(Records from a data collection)
⁂

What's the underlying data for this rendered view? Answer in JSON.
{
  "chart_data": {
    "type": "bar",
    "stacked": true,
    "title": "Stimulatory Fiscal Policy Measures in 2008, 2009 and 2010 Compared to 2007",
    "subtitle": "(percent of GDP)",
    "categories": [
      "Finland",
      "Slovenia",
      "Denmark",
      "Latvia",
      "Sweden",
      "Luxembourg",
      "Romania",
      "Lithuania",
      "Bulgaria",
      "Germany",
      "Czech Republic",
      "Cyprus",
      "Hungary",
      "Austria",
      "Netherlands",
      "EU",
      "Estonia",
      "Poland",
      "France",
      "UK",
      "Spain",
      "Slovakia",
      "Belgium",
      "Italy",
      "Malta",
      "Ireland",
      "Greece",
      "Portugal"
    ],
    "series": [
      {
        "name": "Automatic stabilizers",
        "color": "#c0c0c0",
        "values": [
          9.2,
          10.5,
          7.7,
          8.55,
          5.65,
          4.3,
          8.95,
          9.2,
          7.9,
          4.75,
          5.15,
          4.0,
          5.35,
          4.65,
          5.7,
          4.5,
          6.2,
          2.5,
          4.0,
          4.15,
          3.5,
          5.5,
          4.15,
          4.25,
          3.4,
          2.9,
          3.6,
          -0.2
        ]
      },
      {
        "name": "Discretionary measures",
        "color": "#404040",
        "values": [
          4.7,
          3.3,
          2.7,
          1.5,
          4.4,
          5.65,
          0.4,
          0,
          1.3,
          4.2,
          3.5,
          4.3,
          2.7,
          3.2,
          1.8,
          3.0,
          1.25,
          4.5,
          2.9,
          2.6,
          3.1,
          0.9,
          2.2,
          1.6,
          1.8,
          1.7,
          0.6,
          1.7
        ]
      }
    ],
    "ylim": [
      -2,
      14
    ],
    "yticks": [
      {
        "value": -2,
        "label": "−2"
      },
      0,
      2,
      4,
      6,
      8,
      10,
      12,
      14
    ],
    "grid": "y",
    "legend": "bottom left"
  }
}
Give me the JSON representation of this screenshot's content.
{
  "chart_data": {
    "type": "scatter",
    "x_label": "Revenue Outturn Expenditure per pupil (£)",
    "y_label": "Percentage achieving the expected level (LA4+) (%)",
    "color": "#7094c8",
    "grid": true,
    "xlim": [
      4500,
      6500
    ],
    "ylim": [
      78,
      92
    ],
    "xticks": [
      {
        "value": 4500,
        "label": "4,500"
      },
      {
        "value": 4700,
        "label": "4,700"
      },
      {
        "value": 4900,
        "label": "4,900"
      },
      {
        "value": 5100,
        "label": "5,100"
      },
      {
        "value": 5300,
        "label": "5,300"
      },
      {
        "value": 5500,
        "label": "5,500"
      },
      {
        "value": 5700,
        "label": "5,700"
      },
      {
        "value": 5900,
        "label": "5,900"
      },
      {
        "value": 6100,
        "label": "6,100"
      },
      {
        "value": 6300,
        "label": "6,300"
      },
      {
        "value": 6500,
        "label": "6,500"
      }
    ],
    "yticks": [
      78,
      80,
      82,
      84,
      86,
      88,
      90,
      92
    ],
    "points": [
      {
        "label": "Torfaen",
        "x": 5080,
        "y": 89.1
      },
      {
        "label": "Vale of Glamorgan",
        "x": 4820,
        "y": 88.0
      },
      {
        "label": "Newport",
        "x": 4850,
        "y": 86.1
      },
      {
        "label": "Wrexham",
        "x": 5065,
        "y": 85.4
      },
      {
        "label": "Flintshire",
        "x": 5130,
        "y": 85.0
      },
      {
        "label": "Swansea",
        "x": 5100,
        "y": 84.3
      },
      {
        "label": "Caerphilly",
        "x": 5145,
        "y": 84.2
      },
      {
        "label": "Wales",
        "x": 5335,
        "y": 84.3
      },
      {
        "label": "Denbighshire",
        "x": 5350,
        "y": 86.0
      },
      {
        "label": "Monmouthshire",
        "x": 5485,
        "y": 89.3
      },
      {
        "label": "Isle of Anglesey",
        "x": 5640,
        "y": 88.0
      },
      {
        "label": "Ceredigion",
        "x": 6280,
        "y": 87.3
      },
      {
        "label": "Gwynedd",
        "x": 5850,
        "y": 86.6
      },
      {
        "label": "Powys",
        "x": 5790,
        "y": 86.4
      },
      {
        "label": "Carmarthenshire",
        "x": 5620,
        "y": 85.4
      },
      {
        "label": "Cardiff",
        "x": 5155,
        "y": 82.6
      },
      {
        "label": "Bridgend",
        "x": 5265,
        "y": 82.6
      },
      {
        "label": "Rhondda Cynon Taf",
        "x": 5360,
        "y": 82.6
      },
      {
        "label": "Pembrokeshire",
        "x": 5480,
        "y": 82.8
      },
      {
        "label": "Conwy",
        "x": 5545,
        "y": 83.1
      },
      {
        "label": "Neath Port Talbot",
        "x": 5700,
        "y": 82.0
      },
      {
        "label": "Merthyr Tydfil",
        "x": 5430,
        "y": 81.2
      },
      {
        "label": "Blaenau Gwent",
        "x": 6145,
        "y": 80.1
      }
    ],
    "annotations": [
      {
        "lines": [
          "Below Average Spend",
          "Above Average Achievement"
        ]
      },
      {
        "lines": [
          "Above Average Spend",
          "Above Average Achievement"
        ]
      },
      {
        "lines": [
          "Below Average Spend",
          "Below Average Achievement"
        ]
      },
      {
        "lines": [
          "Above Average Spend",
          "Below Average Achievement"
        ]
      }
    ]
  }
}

⁂

TASK: Without omitting anything, output the entries exactly.

FULL ANSWER:
What's the underlying data for this rendered view? Answer in JSON.
{
  "chart_data": {
    "type": "bar",
    "stacked": true,
    "title": "Stimulatory Fiscal Policy Measures in 2008, 2009 and 2010 Compared to 2007",
    "subtitle": "(percent of GDP)",
    "categories": [
      "Finland",
      "Slovenia",
      "Denmark",
      "Latvia",
      "Sweden",
      "Luxembourg",
      "Romania",
      "Lithuania",
      "Bulgaria",
      "Germany",
      "Czech Republic",
      "Cyprus",
      "Hungary",
      "Austria",
      "Netherlands",
      "EU",
      "Estonia",
      "Poland",
      "France",
      "UK",
      "Spain",
      "Slovakia",
      "Belgium",
      "Italy",
      "Malta",
      "Ireland",
      "Greece",
      "Portugal"
    ],
    "series": [
      {
        "name": "Automatic stabilizers",
        "color": "#c0c0c0",
        "values": [
          9.2,
          10.5,
          7.7,
          8.55,
          5.65,
          4.3,
          8.95,
          9.2,
          7.9,
          4.75,
          5.15,
          4.0,
          5.35,
          4.65,
          5.7,
          4.5,
          6.2,
          2.5,
          4.0,
          4.15,
          3.5,
          5.5,
          4.15,
          4.25,
          3.4,
          2.9,
          3.6,
          -0.2
        ]
      },
      {
        "name": "Discretionary measures",
        "color": "#404040",
        "values": [
          4.7,
          3.3,
          2.7,
          1.5,
          4.4,
          5.65,
          0.4,
          0,
          1.3,
          4.2,
          3.5,
          4.3,
          2.7,
          3.2,
          1.8,
          3.0,
          1.25,
          4.5,
          2.9,
          2.6,
          3.1,
          0.9,
          2.2,
          1.6,
          1.8,
          1.7,
          0.6,
          1.7
        ]
      }
    ],
    "ylim": [
      -2,
      14
    ],
    "yticks": [
      {
        "value": -2,
        "label": "−2"
      },
      0,
      2,
      4,
      6,
      8,
      10,
      12,
      14
    ],
    "grid": "y",
    "legend": "bottom left"
  }
}
Give me the JSON representation of this screenshot's content.
{
  "chart_data": {
    "type": "scatter",
    "x_label": "Revenue Outturn Expenditure per pupil (£)",
    "y_label": "Percentage achieving the expected level (LA4+) (%)",
    "color": "#7094c8",
    "grid": true,
    "xlim": [
      4500,
      6500
    ],
    "ylim": [
      78,
      92
    ],
    "xticks": [
      {
        "value": 4500,
        "label": "4,500"
      },
      {
        "value": 4700,
        "label": "4,700"
      },
      {
        "value": 4900,
        "label": "4,900"
      },
      {
        "value": 5100,
        "label": "5,100"
      },
      {
        "value": 5300,
        "label": "5,300"
      },
      {
        "value": 5500,
        "label": "5,500"
      },
      {
        "value": 5700,
        "label": "5,700"
      },
      {
        "value": 5900,
        "label": "5,900"
      },
      {
        "value": 6100,
        "label": "6,100"
      },
      {
        "value": 6300,
        "label": "6,300"
      },
      {
        "value": 6500,
        "label": "6,500"
      }
    ],
    "yticks": [
      78,
      80,
      82,
      84,
      86,
      88,
      90,
      92
    ],
    "points": [
      {
        "label": "Torfaen",
        "x": 5080,
        "y": 89.1
      },
      {
        "label": "Vale of Glamorgan",
        "x": 4820,
        "y": 88.0
      },
      {
        "label": "Newport",
        "x": 4850,
        "y": 86.1
      },
      {
        "label": "Wrexham",
        "x": 5065,
        "y": 85.4
      },
      {
        "label": "Flintshire",
        "x": 5130,
        "y": 85.0
      },
      {
        "label": "Swansea",
        "x": 5100,
        "y": 84.3
      },
      {
        "label": "Caerphilly",
        "x": 5145,
        "y": 84.2
      },
      {
        "label": "Wales",
        "x": 5335,
        "y": 84.3
      },
      {
        "label": "Denbighshire",
        "x": 5350,
        "y": 86.0
      },
      {
        "label": "Monmouthshire",
        "x": 5485,
        "y": 89.3
      },
      {
        "label": "Isle of Anglesey",
        "x": 5640,
        "y": 88.0
      },
      {
        "label": "Ceredigion",
        "x": 6280,
        "y": 87.3
      },
      {
        "label": "Gwynedd",
        "x": 5850,
        "y": 86.6
      },
      {
        "label": "Powys",
        "x": 5790,
        "y": 86.4
      },
      {
        "label": "Carmarthenshire",
        "x": 5620,
        "y": 85.4
      },
      {
        "label": "Cardiff",
        "x": 5155,
        "y": 82.6
      },
      {
        "label": "Bridgend",
        "x": 5265,
        "y": 82.6
      },
      {
        "label": "Rhondda Cynon Taf",
        "x": 5360,
        "y": 82.6
      },
      {
        "label": "Pembrokeshire",
        "x": 5480,
        "y": 82.8
      },
      {
        "label": "Conwy",
        "x": 5545,
        "y": 83.1
      },
      {
        "label": "Neath Port Talbot",
        "x": 5700,
        "y": 82.0
      },
      {
        "label": "Merthyr Tydfil",
        "x": 5430,
        "y": 81.2
      },
      {
        "label": "Blaenau Gwent",
        "x": 6145,
        "y": 80.1
      }
    ],
    "annotations": [
      {
        "lines": [
          "Below Average Spend",
          "Above Average Achievement"
        ]
      },
      {
        "lines": [
          "Above Average Spend",
          "Above Average Achievement"
        ]
      },
      {
        "lines": [
          "Below Average Spend",
          "Below Average Achievement"
        ]
      },
      {
        "lines": [
          "Above Average Spend",
          "Below Average Achievement"
        ]
      }
    ]
  }
}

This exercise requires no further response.